### Task
Check every line of the data below for the string "SaveActorDataImpl", and copy the ones that hold it.

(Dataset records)
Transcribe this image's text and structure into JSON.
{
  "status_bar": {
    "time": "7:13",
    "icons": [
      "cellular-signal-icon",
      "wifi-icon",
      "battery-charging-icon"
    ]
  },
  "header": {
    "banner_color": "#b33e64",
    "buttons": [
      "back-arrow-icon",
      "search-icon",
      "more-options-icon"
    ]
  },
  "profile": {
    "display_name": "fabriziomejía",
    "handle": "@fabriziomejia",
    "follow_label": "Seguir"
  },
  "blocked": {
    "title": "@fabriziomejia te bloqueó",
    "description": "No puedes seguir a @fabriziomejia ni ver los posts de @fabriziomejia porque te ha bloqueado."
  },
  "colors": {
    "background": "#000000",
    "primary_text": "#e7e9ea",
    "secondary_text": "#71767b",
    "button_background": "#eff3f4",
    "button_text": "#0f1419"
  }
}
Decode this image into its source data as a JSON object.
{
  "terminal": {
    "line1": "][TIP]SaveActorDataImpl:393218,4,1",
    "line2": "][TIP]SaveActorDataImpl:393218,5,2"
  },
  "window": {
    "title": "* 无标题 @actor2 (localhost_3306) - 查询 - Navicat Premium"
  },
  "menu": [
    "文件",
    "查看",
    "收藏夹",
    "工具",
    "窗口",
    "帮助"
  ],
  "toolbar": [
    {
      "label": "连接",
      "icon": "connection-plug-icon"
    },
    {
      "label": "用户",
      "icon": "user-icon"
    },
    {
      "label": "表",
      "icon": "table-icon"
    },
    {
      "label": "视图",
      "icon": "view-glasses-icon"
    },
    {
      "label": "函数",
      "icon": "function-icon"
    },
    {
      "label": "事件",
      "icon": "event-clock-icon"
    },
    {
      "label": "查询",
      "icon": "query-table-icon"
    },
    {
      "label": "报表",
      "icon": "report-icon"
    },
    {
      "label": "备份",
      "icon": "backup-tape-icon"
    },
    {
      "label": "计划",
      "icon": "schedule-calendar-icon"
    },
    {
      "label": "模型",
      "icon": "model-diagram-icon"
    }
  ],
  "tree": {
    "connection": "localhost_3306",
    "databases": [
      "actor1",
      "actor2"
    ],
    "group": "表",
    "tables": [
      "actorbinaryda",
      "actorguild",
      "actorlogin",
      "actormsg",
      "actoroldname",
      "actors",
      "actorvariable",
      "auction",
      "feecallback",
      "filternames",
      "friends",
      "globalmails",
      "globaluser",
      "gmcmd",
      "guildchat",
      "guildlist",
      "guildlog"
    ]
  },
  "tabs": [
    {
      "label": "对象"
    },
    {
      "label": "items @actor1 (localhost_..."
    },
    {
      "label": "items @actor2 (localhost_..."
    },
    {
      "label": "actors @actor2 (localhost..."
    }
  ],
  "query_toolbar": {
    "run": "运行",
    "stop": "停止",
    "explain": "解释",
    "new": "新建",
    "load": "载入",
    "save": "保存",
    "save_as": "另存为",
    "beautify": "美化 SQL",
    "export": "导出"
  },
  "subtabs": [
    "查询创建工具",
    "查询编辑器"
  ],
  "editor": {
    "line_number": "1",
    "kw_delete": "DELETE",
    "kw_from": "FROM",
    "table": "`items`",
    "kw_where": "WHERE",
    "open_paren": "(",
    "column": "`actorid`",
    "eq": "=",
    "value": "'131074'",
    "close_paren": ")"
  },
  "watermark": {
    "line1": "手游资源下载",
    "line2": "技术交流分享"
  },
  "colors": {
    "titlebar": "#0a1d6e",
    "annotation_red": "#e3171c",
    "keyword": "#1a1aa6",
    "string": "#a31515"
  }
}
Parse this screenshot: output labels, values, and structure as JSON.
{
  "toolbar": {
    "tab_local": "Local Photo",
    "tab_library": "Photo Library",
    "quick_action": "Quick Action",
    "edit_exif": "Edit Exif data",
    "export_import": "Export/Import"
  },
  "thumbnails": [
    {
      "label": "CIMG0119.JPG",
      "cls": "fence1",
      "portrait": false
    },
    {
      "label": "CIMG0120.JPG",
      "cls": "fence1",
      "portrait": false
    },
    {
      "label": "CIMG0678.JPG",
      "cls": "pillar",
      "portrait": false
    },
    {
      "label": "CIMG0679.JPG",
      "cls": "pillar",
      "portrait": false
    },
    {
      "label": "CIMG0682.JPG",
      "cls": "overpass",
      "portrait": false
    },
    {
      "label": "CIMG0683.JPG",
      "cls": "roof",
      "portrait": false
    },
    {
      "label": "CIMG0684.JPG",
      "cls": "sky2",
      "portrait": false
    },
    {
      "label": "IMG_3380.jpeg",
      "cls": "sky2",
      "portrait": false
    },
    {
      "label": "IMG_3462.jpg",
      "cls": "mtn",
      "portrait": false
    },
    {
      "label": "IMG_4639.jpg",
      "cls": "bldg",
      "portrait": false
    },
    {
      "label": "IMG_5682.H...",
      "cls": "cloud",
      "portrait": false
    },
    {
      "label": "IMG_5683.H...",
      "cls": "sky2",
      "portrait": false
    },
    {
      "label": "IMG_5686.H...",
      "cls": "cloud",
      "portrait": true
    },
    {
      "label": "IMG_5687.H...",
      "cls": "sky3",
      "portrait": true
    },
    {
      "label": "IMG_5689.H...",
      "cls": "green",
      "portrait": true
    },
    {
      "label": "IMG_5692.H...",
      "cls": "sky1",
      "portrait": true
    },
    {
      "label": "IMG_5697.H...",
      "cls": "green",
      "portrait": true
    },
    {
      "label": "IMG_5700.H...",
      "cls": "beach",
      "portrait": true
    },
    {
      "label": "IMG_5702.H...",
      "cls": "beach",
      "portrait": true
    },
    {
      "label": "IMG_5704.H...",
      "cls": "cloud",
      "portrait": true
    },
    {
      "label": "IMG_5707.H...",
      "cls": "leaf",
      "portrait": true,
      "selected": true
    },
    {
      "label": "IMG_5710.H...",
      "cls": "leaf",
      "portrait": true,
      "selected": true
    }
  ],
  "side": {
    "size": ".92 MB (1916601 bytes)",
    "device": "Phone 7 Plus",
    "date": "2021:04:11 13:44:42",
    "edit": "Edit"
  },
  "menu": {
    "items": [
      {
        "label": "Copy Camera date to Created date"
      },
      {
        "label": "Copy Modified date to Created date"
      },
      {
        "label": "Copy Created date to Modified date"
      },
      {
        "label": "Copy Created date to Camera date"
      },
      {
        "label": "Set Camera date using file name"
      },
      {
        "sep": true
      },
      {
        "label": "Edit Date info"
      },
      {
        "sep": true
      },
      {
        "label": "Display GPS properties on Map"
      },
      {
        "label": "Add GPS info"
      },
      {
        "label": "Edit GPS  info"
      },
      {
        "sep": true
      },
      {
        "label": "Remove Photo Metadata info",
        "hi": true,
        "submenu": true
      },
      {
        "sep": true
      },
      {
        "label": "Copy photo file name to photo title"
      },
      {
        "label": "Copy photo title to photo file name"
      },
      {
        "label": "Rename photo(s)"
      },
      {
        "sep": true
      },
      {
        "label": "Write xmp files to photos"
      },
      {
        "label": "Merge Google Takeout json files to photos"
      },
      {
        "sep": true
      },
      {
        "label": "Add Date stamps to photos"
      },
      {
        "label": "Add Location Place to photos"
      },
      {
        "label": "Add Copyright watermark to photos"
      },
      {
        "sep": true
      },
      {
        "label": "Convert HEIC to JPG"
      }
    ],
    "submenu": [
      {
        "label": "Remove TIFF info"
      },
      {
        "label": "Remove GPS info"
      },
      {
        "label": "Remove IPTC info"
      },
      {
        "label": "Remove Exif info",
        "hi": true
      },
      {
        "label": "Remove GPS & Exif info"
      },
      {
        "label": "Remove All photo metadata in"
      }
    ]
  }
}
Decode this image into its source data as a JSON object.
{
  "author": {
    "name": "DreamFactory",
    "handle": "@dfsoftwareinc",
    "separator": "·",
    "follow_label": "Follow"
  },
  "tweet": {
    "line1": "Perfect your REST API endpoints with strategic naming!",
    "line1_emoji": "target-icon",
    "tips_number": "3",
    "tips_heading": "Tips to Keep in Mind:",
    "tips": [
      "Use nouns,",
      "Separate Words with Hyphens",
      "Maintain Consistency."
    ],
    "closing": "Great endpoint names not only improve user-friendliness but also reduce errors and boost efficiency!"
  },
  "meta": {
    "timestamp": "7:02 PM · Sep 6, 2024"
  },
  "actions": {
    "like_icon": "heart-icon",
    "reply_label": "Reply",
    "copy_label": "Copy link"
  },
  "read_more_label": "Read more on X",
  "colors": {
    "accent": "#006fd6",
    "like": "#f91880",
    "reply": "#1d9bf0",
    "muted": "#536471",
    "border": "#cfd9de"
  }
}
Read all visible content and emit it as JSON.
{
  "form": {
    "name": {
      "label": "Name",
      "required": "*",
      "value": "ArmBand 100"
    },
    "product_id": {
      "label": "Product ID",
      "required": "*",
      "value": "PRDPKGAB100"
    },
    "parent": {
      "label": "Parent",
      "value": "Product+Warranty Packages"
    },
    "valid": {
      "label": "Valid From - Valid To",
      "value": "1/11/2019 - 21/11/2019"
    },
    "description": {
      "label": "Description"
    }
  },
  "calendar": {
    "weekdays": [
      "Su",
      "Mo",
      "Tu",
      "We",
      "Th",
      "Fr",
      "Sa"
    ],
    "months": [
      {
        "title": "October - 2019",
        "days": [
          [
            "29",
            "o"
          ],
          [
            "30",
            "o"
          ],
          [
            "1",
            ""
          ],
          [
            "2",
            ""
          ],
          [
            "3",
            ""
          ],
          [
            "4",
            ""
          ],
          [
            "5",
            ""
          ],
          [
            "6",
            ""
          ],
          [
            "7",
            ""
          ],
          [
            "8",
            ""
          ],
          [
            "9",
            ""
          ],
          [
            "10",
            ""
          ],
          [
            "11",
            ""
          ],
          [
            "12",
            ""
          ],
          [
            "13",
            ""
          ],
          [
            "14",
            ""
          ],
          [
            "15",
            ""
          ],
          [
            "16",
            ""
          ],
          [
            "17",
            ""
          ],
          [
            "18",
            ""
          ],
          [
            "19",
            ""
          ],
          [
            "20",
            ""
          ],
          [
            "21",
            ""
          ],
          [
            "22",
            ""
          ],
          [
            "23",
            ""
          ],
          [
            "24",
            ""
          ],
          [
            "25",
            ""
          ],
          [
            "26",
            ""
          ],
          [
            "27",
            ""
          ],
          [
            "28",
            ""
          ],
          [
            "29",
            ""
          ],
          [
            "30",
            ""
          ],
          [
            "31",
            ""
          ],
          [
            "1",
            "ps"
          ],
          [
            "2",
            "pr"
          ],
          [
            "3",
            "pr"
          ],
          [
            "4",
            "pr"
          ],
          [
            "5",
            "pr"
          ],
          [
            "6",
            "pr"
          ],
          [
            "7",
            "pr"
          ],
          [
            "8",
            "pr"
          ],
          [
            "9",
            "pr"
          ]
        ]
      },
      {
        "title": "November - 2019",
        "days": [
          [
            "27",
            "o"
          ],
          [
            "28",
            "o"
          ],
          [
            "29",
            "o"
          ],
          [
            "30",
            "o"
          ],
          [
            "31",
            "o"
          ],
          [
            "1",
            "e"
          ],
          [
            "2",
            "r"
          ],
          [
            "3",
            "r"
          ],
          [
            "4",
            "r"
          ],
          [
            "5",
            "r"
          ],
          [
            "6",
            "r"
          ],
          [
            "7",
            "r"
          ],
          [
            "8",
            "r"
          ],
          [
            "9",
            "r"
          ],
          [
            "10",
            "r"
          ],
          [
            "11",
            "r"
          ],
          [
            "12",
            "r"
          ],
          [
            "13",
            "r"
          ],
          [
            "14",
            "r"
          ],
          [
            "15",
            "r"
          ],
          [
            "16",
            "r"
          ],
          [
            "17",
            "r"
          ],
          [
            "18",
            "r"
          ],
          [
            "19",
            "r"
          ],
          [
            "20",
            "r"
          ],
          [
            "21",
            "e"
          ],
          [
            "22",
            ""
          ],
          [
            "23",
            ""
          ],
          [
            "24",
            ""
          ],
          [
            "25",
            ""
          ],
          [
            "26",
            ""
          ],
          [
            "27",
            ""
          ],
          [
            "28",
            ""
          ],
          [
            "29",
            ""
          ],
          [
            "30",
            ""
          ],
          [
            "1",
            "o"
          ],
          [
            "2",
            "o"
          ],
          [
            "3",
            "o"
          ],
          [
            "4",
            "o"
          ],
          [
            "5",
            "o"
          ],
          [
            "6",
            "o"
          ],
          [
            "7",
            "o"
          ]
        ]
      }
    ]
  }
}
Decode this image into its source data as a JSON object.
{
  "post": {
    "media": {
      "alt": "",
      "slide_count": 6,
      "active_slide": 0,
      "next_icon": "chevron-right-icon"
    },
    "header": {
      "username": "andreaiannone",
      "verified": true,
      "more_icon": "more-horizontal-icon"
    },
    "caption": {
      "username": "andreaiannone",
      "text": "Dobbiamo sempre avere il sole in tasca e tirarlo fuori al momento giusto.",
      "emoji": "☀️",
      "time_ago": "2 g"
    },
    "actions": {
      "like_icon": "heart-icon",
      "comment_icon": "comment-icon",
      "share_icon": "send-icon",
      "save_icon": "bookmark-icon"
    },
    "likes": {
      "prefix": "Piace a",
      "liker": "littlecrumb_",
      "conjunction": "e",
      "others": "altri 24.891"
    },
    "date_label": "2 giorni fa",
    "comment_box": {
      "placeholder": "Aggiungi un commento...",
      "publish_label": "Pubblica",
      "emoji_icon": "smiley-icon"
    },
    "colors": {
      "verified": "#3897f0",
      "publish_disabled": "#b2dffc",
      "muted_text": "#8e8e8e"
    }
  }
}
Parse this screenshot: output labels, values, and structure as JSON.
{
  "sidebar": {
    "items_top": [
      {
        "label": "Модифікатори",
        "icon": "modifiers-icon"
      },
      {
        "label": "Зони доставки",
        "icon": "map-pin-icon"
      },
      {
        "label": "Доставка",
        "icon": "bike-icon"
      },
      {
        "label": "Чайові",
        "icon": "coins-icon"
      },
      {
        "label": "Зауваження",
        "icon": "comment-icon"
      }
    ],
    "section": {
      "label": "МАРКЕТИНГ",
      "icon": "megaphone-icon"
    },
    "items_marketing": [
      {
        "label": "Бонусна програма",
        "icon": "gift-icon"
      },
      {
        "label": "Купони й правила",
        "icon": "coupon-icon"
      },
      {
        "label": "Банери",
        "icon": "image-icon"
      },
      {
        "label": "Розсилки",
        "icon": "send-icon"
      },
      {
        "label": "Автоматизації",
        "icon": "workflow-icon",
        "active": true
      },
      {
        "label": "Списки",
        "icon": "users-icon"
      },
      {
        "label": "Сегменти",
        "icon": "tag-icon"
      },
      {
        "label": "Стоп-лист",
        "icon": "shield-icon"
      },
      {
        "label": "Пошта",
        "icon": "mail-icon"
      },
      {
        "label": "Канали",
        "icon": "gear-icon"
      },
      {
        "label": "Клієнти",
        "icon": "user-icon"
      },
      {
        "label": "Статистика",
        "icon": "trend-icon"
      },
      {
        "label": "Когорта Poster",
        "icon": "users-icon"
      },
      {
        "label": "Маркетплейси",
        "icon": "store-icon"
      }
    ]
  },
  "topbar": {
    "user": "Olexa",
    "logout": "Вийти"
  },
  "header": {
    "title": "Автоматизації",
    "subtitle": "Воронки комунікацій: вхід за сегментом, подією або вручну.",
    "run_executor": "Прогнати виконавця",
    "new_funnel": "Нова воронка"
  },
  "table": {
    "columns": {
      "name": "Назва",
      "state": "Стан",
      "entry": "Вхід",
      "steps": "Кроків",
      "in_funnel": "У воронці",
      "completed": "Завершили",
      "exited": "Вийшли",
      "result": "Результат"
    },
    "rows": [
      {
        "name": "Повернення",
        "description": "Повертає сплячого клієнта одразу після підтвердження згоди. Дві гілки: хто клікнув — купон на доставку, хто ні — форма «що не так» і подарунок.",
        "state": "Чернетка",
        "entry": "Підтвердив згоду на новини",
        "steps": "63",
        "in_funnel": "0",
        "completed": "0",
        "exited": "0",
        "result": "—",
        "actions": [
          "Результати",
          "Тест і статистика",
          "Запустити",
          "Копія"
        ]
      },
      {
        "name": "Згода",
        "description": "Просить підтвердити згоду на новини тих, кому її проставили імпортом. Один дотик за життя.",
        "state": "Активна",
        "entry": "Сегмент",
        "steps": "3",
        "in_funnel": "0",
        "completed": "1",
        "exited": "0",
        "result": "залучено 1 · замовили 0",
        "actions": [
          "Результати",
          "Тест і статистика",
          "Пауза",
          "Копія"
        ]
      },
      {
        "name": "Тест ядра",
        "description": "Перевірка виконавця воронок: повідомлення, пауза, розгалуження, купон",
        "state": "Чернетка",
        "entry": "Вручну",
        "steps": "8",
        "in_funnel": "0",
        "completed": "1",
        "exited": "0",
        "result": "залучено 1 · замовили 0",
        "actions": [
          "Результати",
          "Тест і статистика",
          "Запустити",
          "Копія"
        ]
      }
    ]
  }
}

### Written reply
    "line1": "][TIP]SaveActorDataImpl:393218,4,1",
    "line2": "][TIP]SaveActorDataImpl:393218,5,2"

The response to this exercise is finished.